The state of our soul is the salient fact at death; either it rests solely in Christ or it does not. The unbeliever is thrown upon his own resources for his afterlife. That will not work out so well. The tenacious and heroic unbelief that rejects God to His face is just another form of work righteousness and has the same result as religious work righteousness. Either case rejects the God who triumphs over death. As troubling, and even shocking, as death is (Gn 5), it is the portal unto life for us Christians. We fear not death as much as we fear the One who can destroy both soul and body in hell (Mt 10:28).
 
There is no way to talk the unbeliever into faith in the glorious resurrection of the faithful. There are no arguments sufficient to convince him that those who are dead will not remain so. The world has gone on in the grip of death as it has from the fall. The many die and stay that way. Few return from the grave to tell us otherwise. It remains a supreme gift of God to believe that we Christians will not die but live in the arms of our Savior and will be raised on the last day to have full use and enjoyment of the life of Christ in our own bodies. Now we have these things only by faith. We have all this now, we just don't experience or fully use the resurrected life. We feel the burden of death while we live in the life of Christ through faith; never seeing and always believing.

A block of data
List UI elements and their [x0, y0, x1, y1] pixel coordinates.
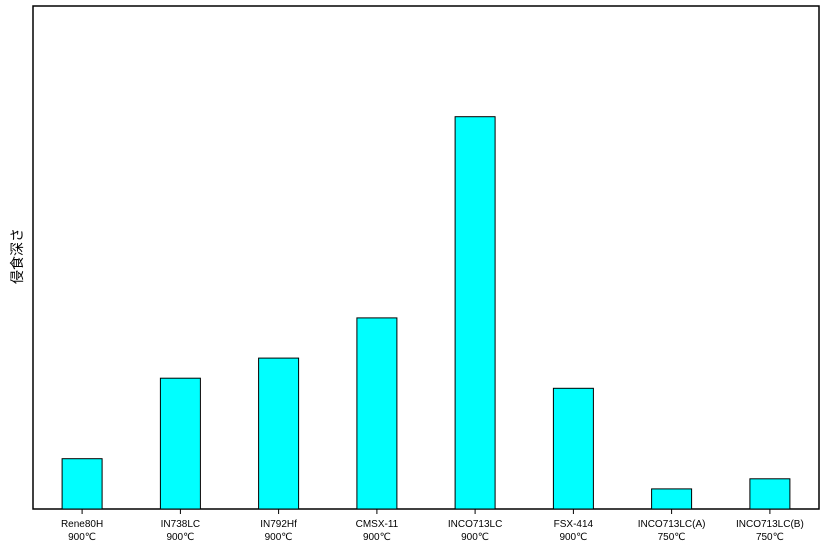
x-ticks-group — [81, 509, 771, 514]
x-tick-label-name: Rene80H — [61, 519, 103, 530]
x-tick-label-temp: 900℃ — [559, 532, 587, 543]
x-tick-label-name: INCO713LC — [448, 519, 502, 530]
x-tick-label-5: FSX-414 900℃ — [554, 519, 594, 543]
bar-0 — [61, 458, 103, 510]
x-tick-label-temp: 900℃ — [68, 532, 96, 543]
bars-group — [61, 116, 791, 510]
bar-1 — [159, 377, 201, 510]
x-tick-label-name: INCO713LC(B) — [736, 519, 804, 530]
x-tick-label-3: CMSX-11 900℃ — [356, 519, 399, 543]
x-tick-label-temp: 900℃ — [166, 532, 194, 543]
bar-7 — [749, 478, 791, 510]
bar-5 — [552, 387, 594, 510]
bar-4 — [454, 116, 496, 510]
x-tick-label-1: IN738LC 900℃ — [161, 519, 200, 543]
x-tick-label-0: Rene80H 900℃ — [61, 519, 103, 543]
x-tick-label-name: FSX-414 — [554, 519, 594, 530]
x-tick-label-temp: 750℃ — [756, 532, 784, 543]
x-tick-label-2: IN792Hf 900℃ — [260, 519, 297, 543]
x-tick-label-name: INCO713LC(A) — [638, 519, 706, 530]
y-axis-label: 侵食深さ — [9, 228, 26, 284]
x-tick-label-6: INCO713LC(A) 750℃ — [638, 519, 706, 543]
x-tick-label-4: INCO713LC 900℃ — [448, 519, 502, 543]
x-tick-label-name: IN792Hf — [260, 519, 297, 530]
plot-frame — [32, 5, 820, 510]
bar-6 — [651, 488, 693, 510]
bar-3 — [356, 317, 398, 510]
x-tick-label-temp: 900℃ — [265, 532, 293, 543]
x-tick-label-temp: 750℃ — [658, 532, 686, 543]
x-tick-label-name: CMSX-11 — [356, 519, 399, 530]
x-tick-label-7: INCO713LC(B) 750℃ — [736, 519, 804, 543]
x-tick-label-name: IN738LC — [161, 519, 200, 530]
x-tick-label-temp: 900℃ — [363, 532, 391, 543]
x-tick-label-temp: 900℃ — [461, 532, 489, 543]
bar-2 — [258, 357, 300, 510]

_The request_
Repeat word for word the part of the passage on death and faith above, starting at "The state of" and ending at "hell (Mt 10:28).".

_Exercise response_
The state of our soul is the salient fact at death; either it rests solely in Christ or it does not. The unbeliever is thrown upon his own resources for his afterlife. That will not work out so well. The tenacious and heroic unbelief that rejects God to His face is just another form of work righteousness and has the same result as religious work righteousness. Either case rejects the God who triumphs over death. As troubling, and even shocking, as death is (Gn 5), it is the portal unto life for us Christians. We fear not death as much as we fear the One who can destroy both soul and body in hell (Mt 10:28).